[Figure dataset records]
^^^^^^^^^^^^^^^^

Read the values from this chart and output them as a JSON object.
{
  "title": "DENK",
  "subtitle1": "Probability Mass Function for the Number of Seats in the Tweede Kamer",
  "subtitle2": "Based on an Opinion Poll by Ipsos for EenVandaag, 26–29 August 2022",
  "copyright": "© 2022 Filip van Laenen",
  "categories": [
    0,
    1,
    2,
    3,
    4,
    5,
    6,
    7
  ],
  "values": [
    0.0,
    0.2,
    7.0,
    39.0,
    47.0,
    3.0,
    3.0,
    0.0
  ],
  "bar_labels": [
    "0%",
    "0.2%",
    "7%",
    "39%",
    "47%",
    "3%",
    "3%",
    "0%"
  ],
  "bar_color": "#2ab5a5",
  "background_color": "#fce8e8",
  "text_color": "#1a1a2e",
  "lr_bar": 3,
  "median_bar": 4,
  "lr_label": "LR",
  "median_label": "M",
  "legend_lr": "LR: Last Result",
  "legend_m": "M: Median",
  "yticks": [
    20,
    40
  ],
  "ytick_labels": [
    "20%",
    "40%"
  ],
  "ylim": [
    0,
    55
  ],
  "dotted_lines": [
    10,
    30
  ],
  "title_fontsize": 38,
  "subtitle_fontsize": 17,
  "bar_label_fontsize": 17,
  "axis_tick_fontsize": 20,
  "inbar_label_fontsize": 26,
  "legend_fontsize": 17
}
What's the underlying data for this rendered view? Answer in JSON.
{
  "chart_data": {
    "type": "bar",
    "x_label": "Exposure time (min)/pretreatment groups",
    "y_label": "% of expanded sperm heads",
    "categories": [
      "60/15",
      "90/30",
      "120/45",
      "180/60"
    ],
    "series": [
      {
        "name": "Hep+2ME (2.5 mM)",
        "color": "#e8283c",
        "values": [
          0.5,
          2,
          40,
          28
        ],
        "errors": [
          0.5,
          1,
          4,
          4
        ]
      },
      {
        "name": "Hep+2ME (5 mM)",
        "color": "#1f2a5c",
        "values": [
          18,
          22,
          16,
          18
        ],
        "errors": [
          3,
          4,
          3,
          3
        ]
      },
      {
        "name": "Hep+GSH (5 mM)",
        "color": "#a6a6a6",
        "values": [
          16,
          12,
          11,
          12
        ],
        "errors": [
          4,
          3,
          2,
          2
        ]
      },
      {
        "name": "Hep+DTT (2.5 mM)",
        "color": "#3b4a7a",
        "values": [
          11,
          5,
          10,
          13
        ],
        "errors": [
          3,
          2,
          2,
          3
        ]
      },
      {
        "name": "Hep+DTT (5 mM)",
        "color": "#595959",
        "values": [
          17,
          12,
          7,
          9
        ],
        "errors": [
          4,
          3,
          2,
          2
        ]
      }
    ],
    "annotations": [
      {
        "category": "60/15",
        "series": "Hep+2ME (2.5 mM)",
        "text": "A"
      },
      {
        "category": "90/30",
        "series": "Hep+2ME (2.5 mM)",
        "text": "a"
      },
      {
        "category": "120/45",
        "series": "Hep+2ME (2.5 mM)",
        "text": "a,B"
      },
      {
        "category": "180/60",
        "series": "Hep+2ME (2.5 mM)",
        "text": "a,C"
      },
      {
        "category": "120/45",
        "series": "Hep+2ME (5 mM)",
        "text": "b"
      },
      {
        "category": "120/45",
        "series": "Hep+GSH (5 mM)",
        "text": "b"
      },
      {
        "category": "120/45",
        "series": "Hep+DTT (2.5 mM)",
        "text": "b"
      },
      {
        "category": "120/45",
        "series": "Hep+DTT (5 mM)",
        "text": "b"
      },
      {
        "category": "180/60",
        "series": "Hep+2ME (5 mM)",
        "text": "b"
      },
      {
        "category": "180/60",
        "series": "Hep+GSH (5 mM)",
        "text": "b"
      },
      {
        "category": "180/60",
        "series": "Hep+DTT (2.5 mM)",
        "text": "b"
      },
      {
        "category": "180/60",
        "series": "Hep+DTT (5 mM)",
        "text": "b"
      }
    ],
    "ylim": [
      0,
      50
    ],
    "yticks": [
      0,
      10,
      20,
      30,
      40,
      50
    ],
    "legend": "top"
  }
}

^^^^^^^^^^^^^^^^

[Task prompt]
Extract all of the data exactly as written.

[Task solution]
Read the values from this chart and output them as a JSON object.
{
  "title": "DENK",
  "subtitle1": "Probability Mass Function for the Number of Seats in the Tweede Kamer",
  "subtitle2": "Based on an Opinion Poll by Ipsos for EenVandaag, 26–29 August 2022",
  "copyright": "© 2022 Filip van Laenen",
  "categories": [
    0,
    1,
    2,
    3,
    4,
    5,
    6,
    7
  ],
  "values": [
    0.0,
    0.2,
    7.0,
    39.0,
    47.0,
    3.0,
    3.0,
    0.0
  ],
  "bar_labels": [
    "0%",
    "0.2%",
    "7%",
    "39%",
    "47%",
    "3%",
    "3%",
    "0%"
  ],
  "bar_color": "#2ab5a5",
  "background_color": "#fce8e8",
  "text_color": "#1a1a2e",
  "lr_bar": 3,
  "median_bar": 4,
  "lr_label": "LR",
  "median_label": "M",
  "legend_lr": "LR: Last Result",
  "legend_m": "M: Median",
  "yticks": [
    20,
    40
  ],
  "ytick_labels": [
    "20%",
    "40%"
  ],
  "ylim": [
    0,
    55
  ],
  "dotted_lines": [
    10,
    30
  ],
  "title_fontsize": 38,
  "subtitle_fontsize": 17,
  "bar_label_fontsize": 17,
  "axis_tick_fontsize": 20,
  "inbar_label_fontsize": 26,
  "legend_fontsize": 17
}
What's the underlying data for this rendered view? Answer in JSON.
{
  "chart_data": {
    "type": "bar",
    "x_label": "Exposure time (min)/pretreatment groups",
    "y_label": "% of expanded sperm heads",
    "categories": [
      "60/15",
      "90/30",
      "120/45",
      "180/60"
    ],
    "series": [
      {
        "name": "Hep+2ME (2.5 mM)",
        "color": "#e8283c",
        "values": [
          0.5,
          2,
          40,
          28
        ],
        "errors": [
          0.5,
          1,
          4,
          4
        ]
      },
      {
        "name": "Hep+2ME (5 mM)",
        "color": "#1f2a5c",
        "values": [
          18,
          22,
          16,
          18
        ],
        "errors": [
          3,
          4,
          3,
          3
        ]
      },
      {
        "name": "Hep+GSH (5 mM)",
        "color": "#a6a6a6",
        "values": [
          16,
          12,
          11,
          12
        ],
        "errors": [
          4,
          3,
          2,
          2
        ]
      },
      {
        "name": "Hep+DTT (2.5 mM)",
        "color": "#3b4a7a",
        "values": [
          11,
          5,
          10,
          13
        ],
        "errors": [
          3,
          2,
          2,
          3
        ]
      },
      {
        "name": "Hep+DTT (5 mM)",
        "color": "#595959",
        "values": [
          17,
          12,
          7,
          9
        ],
        "errors": [
          4,
          3,
          2,
          2
        ]
      }
    ],
    "annotations": [
      {
        "category": "60/15",
        "series": "Hep+2ME (2.5 mM)",
        "text": "A"
      },
      {
        "category": "90/30",
        "series": "Hep+2ME (2.5 mM)",
        "text": "a"
      },
      {
        "category": "120/45",
        "series": "Hep+2ME (2.5 mM)",
        "text": "a,B"
      },
      {
        "category": "180/60",
        "series": "Hep+2ME (2.5 mM)",
        "text": "a,C"
      },
      {
        "category": "120/45",
        "series": "Hep+2ME (5 mM)",
        "text": "b"
      },
      {
        "category": "120/45",
        "series": "Hep+GSH (5 mM)",
        "text": "b"
      },
      {
        "category": "120/45",
        "series": "Hep+DTT (2.5 mM)",
        "text": "b"
      },
      {
        "category": "120/45",
        "series": "Hep+DTT (5 mM)",
        "text": "b"
      },
      {
        "category": "180/60",
        "series": "Hep+2ME (5 mM)",
        "text": "b"
      },
      {
        "category": "180/60",
        "series": "Hep+GSH (5 mM)",
        "text": "b"
      },
      {
        "category": "180/60",
        "series": "Hep+DTT (2.5 mM)",
        "text": "b"
      },
      {
        "category": "180/60",
        "series": "Hep+DTT (5 mM)",
        "text": "b"
      }
    ],
    "ylim": [
      0,
      50
    ],
    "yticks": [
      0,
      10,
      20,
      30,
      40,
      50
    ],
    "legend": "top"
  }
}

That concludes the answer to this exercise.